## Problem statement
Could you output each line of the data that follows exactly?

(Figure collection entries)

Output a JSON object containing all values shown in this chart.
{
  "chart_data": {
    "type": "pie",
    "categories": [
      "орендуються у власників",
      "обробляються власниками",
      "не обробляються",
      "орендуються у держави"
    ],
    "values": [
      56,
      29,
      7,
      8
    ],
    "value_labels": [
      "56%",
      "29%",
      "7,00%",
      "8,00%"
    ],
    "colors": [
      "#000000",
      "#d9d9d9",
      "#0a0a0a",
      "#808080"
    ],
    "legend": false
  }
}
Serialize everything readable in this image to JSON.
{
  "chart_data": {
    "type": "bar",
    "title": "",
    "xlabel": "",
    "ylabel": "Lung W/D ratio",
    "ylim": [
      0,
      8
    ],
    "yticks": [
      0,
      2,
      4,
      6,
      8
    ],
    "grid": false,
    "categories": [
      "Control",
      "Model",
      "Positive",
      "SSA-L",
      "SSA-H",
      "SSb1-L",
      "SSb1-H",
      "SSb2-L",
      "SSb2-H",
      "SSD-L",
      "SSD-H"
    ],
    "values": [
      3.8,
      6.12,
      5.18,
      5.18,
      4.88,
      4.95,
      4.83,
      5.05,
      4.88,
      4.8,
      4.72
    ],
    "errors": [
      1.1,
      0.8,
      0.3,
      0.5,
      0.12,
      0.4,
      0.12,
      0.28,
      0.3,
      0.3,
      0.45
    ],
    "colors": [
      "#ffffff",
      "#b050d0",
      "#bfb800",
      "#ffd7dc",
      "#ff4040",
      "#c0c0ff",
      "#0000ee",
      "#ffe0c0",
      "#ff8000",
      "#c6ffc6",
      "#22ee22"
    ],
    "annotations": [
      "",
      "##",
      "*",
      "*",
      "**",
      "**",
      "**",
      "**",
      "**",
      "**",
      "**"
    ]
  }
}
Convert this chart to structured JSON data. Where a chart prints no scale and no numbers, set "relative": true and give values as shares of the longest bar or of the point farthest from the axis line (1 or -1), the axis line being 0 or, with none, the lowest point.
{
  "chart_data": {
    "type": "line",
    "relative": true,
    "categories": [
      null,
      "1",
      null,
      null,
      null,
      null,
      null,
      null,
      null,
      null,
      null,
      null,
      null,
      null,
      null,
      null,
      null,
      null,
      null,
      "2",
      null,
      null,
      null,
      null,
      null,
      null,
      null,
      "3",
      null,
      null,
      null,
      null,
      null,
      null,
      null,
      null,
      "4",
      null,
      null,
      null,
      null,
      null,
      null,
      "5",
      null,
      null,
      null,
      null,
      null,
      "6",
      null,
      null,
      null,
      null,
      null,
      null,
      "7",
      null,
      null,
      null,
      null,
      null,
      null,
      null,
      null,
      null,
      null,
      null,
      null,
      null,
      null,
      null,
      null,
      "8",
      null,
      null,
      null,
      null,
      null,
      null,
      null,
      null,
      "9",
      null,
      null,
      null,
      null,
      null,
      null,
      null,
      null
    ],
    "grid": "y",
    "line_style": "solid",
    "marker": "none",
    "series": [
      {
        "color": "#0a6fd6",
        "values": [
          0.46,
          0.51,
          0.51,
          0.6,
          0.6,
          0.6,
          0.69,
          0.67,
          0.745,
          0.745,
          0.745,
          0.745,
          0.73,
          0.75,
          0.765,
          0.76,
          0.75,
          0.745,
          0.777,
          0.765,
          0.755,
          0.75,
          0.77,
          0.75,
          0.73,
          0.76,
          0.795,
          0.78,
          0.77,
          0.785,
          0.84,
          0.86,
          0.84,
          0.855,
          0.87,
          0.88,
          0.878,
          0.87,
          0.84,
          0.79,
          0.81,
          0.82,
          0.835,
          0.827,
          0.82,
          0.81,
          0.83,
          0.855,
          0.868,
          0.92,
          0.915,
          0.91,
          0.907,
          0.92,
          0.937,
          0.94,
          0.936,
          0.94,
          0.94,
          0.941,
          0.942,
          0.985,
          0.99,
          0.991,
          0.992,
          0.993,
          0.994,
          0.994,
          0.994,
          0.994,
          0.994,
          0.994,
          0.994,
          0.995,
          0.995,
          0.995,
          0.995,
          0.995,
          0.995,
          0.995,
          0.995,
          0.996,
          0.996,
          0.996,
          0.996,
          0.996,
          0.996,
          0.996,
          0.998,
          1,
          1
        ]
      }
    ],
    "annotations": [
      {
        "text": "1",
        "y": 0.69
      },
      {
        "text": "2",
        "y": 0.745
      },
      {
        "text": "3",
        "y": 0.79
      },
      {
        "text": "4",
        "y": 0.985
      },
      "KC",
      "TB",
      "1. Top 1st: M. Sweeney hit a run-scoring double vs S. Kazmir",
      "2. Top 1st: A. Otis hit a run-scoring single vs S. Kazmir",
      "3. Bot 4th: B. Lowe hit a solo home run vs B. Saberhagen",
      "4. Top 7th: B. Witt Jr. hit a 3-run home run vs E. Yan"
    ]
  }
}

## Completed exercise
Output a JSON object containing all values shown in this chart.
{
  "chart_data": {
    "type": "pie",
    "categories": [
      "орендуються у власників",
      "обробляються власниками",
      "не обробляються",
      "орендуються у держави"
    ],
    "values": [
      56,
      29,
      7,
      8
    ],
    "value_labels": [
      "56%",
      "29%",
      "7,00%",
      "8,00%"
    ],
    "colors": [
      "#000000",
      "#d9d9d9",
      "#0a0a0a",
      "#808080"
    ],
    "legend": false
  }
}
Serialize everything readable in this image to JSON.
{
  "chart_data": {
    "type": "bar",
    "title": "",
    "xlabel": "",
    "ylabel": "Lung W/D ratio",
    "ylim": [
      0,
      8
    ],
    "yticks": [
      0,
      2,
      4,
      6,
      8
    ],
    "grid": false,
    "categories": [
      "Control",
      "Model",
      "Positive",
      "SSA-L",
      "SSA-H",
      "SSb1-L",
      "SSb1-H",
      "SSb2-L",
      "SSb2-H",
      "SSD-L",
      "SSD-H"
    ],
    "values": [
      3.8,
      6.12,
      5.18,
      5.18,
      4.88,
      4.95,
      4.83,
      5.05,
      4.88,
      4.8,
      4.72
    ],
    "errors": [
      1.1,
      0.8,
      0.3,
      0.5,
      0.12,
      0.4,
      0.12,
      0.28,
      0.3,
      0.3,
      0.45
    ],
    "colors": [
      "#ffffff",
      "#b050d0",
      "#bfb800",
      "#ffd7dc",
      "#ff4040",
      "#c0c0ff",
      "#0000ee",
      "#ffe0c0",
      "#ff8000",
      "#c6ffc6",
      "#22ee22"
    ],
    "annotations": [
      "",
      "##",
      "*",
      "*",
      "**",
      "**",
      "**",
      "**",
      "**",
      "**",
      "**"
    ]
  }
}
Convert this chart to structured JSON data. Where a chart prints no scale and no numbers, set "relative": true and give values as shares of the longest bar or of the point farthest from the axis line (1 or -1), the axis line being 0 or, with none, the lowest point.
{
  "chart_data": {
    "type": "line",
    "relative": true,
    "categories": [
      null,
      "1",
      null,
      null,
      null,
      null,
      null,
      null,
      null,
      null,
      null,
      null,
      null,
      null,
      null,
      null,
      null,
      null,
      null,
      "2",
      null,
      null,
      null,
      null,
      null,
      null,
      null,
      "3",
      null,
      null,
      null,
      null,
      null,
      null,
      null,
      null,
      "4",
      null,
      null,
      null,
      null,
      null,
      null,
      "5",
      null,
      null,
      null,
      null,
      null,
      "6",
      null,
      null,
      null,
      null,
      null,
      null,
      "7",
      null,
      null,
      null,
      null,
      null,
      null,
      null,
      null,
      null,
      null,
      null,
      null,
      null,
      null,
      null,
      null,
      "8",
      null,
      null,
      null,
      null,
      null,
      null,
      null,
      null,
      "9",
      null,
      null,
      null,
      null,
      null,
      null,
      null,
      null
    ],
    "grid": "y",
    "line_style": "solid",
    "marker": "none",
    "series": [
      {
        "color": "#0a6fd6",
        "values": [
          0.46,
          0.51,
          0.51,
          0.6,
          0.6,
          0.6,
          0.69,
          0.67,
          0.745,
          0.745,
          0.745,
          0.745,
          0.73,
          0.75,
          0.765,
          0.76,
          0.75,
          0.745,
          0.777,
          0.765,
          0.755,
          0.75,
          0.77,
          0.75,
          0.73,
          0.76,
          0.795,
          0.78,
          0.77,
          0.785,
          0.84,
          0.86,
          0.84,
          0.855,
          0.87,
          0.88,
          0.878,
          0.87,
          0.84,
          0.79,
          0.81,
          0.82,
          0.835,
          0.827,
          0.82,
          0.81,
          0.83,
          0.855,
          0.868,
          0.92,
          0.915,
          0.91,
          0.907,
          0.92,
          0.937,
          0.94,
          0.936,
          0.94,
          0.94,
          0.941,
          0.942,
          0.985,
          0.99,
          0.991,
          0.992,
          0.993,
          0.994,
          0.994,
          0.994,
          0.994,
          0.994,
          0.994,
          0.994,
          0.995,
          0.995,
          0.995,
          0.995,
          0.995,
          0.995,
          0.995,
          0.995,
          0.996,
          0.996,
          0.996,
          0.996,
          0.996,
          0.996,
          0.996,
          0.998,
          1,
          1
        ]
      }
    ],
    "annotations": [
      {
        "text": "1",
        "y": 0.69
      },
      {
        "text": "2",
        "y": 0.745
      },
      {
        "text": "3",
        "y": 0.79
      },
      {
        "text": "4",
        "y": 0.985
      },
      "KC",
      "TB",
      "1. Top 1st: M. Sweeney hit a run-scoring double vs S. Kazmir",
      "2. Top 1st: A. Otis hit a run-scoring single vs S. Kazmir",
      "3. Bot 4th: B. Lowe hit a solo home run vs B. Saberhagen",
      "4. Top 7th: B. Witt Jr. hit a 3-run home run vs E. Yan"
    ]
  }
}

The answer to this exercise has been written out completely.